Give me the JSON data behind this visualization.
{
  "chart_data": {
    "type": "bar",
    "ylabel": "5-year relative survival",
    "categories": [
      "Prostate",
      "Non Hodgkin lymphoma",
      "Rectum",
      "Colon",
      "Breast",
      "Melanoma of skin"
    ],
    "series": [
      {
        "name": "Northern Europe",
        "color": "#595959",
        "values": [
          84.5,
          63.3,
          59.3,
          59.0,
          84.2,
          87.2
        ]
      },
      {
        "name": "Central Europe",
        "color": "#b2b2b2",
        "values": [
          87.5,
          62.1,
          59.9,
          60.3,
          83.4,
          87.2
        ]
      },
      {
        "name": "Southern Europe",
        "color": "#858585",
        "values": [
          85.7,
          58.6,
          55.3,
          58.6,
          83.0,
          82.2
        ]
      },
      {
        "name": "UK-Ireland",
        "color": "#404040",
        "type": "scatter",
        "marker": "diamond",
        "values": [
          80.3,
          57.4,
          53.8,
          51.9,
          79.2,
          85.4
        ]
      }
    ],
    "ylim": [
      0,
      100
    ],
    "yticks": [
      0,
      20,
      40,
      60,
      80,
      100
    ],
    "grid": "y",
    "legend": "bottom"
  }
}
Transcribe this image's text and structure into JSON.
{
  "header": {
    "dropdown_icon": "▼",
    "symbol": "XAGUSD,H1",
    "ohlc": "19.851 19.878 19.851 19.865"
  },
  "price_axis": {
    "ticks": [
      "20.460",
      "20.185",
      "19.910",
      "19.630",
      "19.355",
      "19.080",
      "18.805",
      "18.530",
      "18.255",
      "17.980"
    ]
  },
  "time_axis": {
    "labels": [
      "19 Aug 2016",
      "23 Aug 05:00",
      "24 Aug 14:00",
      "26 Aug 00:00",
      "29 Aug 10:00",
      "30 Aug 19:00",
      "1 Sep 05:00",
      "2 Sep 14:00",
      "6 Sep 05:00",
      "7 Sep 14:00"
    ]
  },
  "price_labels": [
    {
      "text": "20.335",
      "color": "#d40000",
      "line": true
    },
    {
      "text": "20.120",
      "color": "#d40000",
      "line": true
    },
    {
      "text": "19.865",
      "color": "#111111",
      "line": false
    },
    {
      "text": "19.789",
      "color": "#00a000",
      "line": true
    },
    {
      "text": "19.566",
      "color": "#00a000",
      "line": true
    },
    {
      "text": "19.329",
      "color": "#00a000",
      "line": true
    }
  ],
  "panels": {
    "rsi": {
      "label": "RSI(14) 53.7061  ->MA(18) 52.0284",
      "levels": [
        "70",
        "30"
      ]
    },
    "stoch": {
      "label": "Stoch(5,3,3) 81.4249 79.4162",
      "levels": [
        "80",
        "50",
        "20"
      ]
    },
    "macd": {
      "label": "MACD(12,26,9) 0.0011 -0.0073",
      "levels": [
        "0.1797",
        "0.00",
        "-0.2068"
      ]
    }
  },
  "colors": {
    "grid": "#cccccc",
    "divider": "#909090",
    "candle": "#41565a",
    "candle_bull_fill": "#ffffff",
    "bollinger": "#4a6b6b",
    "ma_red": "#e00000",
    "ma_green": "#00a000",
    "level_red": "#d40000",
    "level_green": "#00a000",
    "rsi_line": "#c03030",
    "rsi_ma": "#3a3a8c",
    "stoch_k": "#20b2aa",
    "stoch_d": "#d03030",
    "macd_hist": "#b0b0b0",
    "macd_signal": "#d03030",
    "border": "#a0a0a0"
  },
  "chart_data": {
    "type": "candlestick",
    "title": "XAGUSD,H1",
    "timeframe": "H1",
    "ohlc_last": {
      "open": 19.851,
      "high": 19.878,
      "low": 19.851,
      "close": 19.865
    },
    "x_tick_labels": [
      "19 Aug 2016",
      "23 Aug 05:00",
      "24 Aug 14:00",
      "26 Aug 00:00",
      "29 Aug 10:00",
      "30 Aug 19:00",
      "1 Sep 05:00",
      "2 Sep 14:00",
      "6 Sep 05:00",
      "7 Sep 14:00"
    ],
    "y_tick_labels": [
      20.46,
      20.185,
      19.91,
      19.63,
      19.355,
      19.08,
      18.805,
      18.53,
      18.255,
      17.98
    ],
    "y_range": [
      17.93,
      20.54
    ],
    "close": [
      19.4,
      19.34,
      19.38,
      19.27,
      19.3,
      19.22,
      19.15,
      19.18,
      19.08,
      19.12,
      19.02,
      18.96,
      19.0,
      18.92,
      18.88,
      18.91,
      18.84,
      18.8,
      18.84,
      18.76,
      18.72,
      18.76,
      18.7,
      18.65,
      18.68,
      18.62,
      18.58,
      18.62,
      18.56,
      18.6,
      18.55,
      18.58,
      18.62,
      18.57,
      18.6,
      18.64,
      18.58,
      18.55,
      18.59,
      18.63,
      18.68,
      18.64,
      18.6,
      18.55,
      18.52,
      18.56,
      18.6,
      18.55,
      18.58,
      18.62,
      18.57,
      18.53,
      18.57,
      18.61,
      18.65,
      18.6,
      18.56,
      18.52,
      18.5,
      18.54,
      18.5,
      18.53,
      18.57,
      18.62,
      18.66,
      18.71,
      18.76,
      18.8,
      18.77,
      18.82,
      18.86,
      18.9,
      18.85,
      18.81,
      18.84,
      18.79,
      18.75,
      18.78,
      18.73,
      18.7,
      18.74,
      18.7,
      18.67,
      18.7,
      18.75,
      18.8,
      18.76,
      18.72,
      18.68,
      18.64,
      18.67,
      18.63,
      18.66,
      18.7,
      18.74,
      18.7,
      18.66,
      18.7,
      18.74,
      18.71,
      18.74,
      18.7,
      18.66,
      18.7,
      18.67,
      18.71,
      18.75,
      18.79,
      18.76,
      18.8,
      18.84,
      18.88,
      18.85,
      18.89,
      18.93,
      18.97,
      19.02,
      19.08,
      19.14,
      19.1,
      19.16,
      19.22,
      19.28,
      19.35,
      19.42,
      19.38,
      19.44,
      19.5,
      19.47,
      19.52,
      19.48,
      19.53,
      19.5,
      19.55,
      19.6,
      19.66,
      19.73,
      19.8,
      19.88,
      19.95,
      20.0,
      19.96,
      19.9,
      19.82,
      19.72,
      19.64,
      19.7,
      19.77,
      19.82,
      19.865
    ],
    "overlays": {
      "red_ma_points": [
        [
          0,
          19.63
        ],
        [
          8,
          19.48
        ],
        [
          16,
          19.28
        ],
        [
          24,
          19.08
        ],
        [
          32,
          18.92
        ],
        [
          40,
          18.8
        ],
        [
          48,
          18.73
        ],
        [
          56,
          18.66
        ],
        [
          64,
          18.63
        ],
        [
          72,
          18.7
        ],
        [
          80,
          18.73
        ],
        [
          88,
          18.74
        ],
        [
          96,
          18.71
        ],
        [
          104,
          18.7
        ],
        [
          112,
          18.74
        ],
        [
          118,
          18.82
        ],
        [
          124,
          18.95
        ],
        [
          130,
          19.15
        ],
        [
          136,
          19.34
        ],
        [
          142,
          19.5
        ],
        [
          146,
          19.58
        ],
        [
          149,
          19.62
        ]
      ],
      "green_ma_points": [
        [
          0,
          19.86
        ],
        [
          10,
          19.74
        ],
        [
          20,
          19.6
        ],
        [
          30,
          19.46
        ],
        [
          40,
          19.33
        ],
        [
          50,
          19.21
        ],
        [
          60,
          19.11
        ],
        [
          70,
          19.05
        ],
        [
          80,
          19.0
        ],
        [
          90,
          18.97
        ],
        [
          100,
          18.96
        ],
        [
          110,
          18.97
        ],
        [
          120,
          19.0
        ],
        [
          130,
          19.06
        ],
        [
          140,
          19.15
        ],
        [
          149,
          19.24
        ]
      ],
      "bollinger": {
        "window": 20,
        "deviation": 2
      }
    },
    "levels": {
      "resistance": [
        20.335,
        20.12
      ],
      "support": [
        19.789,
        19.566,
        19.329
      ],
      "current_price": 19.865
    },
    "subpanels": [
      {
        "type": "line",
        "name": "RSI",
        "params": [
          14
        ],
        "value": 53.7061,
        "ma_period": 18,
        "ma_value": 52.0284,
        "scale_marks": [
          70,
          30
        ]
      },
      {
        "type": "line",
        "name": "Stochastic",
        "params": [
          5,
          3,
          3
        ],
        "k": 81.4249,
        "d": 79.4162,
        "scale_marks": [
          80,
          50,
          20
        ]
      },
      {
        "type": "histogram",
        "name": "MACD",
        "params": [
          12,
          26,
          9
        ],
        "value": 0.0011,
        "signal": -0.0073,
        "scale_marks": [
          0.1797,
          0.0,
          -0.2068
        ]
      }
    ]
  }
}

-- WRITTEN PROBLEM --
Return every line above that contains the word "Europe".

-- WRITTEN RESPONSE --
        "name": "Northern Europe",
        "name": "Central Europe",
        "name": "Southern Europe",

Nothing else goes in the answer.